Exercise instructions
Tally every line featuring "this", then give that tally alone.

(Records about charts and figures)
====

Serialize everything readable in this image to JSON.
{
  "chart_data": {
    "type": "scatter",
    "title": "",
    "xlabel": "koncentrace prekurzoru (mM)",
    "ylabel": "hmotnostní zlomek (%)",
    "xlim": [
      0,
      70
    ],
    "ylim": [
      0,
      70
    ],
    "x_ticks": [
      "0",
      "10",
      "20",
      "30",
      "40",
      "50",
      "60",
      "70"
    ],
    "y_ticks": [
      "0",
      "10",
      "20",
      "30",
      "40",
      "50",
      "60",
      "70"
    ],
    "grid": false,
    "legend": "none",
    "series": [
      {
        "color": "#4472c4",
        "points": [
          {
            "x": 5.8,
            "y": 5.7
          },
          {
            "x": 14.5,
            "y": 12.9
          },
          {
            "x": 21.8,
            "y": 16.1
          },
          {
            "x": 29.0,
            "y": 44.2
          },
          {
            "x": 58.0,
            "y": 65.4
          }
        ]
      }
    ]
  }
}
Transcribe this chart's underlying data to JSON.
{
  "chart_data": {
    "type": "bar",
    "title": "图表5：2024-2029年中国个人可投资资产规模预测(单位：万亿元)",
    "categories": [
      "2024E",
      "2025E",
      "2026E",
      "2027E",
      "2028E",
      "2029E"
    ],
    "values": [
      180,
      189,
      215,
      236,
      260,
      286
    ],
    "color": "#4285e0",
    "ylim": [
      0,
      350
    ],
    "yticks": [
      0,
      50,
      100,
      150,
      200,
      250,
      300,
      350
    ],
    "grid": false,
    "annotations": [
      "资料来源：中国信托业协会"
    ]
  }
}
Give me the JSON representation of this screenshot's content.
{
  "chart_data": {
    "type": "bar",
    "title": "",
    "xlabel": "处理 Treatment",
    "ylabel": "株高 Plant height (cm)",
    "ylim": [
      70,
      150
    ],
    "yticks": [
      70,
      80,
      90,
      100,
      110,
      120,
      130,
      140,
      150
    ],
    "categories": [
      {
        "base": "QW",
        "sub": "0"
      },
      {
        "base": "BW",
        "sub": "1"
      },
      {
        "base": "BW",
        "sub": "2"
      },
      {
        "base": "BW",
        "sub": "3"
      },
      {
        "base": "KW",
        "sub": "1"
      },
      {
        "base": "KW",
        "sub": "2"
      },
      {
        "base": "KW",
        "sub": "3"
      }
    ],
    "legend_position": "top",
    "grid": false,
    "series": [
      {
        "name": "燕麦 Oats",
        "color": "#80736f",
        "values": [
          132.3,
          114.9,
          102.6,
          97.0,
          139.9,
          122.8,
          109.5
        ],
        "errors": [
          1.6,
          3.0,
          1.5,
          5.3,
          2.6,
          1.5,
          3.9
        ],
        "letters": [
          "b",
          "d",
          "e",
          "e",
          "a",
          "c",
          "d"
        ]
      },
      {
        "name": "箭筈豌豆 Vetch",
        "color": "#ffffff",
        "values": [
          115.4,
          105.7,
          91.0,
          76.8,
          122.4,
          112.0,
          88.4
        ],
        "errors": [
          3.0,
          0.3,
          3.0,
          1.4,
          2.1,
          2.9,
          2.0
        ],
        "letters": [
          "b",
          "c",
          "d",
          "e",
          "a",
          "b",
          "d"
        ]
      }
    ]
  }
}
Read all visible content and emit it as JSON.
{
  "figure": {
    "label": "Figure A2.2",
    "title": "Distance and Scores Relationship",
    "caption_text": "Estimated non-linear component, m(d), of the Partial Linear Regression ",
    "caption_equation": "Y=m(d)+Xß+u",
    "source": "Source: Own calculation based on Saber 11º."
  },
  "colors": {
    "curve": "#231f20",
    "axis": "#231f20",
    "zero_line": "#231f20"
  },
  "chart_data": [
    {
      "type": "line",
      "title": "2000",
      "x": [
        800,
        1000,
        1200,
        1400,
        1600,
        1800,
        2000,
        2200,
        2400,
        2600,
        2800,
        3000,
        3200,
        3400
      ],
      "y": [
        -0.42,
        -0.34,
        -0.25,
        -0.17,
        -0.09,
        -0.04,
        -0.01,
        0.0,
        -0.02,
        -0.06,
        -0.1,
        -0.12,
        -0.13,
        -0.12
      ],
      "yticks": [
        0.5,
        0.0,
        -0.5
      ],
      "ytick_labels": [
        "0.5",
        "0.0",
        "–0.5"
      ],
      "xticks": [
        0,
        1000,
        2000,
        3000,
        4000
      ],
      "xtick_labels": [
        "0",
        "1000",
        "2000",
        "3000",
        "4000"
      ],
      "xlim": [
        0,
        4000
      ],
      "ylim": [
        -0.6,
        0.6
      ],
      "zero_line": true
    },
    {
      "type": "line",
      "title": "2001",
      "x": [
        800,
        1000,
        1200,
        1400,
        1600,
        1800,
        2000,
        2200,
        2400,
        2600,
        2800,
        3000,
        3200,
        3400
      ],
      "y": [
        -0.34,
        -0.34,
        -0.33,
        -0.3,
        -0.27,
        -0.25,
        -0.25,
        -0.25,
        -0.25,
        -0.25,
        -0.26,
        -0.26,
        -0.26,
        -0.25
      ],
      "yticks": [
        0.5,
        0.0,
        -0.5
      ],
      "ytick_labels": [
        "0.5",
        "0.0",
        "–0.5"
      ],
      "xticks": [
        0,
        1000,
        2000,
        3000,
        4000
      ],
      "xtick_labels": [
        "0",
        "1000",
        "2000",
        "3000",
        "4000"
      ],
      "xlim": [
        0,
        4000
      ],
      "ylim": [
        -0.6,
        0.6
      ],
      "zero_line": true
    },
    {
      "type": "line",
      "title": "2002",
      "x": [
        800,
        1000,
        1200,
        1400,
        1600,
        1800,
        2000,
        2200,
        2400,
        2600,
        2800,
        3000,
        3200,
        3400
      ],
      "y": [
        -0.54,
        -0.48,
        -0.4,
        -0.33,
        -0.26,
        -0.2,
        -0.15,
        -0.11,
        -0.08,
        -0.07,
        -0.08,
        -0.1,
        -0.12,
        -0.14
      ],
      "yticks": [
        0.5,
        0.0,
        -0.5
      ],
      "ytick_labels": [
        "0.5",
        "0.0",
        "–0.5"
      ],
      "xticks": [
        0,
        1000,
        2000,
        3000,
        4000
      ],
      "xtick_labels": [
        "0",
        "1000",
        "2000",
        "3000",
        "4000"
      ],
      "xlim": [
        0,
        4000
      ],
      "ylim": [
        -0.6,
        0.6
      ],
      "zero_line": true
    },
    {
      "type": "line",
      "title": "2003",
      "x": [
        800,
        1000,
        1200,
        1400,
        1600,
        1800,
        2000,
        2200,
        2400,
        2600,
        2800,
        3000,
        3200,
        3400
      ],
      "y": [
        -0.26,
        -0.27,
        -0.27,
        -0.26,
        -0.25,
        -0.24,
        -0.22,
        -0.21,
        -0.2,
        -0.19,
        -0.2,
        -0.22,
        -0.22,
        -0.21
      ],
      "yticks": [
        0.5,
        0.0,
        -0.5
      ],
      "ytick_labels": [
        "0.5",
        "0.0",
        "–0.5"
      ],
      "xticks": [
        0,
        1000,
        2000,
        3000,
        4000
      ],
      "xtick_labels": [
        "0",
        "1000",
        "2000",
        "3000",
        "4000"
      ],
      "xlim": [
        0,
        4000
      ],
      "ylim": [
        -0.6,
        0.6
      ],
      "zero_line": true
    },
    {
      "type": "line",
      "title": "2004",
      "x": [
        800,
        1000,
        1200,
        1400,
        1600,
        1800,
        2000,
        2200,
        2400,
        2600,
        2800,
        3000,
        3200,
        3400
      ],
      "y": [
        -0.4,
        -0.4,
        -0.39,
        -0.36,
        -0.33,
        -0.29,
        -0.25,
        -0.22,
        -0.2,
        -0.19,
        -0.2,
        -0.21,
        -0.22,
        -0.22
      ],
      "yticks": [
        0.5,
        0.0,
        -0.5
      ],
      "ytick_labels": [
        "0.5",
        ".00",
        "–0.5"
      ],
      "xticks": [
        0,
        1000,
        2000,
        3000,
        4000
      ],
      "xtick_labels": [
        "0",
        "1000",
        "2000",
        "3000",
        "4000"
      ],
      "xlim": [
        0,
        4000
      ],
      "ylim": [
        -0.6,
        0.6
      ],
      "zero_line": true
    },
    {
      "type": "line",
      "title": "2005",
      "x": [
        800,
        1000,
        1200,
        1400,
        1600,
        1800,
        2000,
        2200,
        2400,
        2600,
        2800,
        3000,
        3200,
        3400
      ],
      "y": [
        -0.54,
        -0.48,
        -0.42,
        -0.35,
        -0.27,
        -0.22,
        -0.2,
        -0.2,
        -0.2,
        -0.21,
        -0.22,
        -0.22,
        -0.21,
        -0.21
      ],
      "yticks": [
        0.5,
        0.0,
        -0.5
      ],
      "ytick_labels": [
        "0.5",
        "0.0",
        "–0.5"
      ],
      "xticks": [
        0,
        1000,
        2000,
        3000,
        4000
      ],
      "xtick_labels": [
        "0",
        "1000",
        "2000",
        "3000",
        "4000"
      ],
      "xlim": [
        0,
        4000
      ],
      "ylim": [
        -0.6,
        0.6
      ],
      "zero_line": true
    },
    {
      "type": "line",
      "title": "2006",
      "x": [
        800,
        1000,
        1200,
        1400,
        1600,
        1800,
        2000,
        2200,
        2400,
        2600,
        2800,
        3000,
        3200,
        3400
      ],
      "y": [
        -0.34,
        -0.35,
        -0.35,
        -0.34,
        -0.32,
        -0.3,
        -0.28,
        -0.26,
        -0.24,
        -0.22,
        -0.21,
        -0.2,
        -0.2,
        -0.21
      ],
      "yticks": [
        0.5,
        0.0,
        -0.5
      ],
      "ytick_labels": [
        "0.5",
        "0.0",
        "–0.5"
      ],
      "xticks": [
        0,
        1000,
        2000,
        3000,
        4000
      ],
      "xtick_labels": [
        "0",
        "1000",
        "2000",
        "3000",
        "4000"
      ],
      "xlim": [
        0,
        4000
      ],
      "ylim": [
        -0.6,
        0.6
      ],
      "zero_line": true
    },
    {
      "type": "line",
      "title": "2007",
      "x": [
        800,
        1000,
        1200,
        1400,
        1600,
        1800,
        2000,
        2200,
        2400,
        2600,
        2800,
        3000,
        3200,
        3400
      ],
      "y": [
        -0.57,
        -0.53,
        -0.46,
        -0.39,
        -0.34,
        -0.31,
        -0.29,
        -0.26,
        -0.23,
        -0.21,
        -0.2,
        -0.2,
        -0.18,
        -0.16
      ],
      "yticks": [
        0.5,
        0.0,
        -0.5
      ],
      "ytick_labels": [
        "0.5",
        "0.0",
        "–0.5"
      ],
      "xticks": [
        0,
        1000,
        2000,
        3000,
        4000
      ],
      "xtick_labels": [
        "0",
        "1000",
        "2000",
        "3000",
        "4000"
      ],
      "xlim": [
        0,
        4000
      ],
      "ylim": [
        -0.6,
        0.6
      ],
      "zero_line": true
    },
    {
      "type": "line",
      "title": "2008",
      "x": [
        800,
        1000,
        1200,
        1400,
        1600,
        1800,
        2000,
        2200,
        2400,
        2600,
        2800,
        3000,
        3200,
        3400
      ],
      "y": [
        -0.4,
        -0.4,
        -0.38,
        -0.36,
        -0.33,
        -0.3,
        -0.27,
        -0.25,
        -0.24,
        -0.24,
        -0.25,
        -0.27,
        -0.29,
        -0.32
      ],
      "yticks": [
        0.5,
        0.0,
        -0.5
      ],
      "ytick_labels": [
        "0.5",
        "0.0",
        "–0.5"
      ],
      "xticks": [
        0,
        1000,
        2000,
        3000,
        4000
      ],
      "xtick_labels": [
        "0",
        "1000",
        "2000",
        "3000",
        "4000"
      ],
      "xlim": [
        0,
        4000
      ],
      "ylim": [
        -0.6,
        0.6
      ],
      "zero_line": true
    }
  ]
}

====

Solved problem
3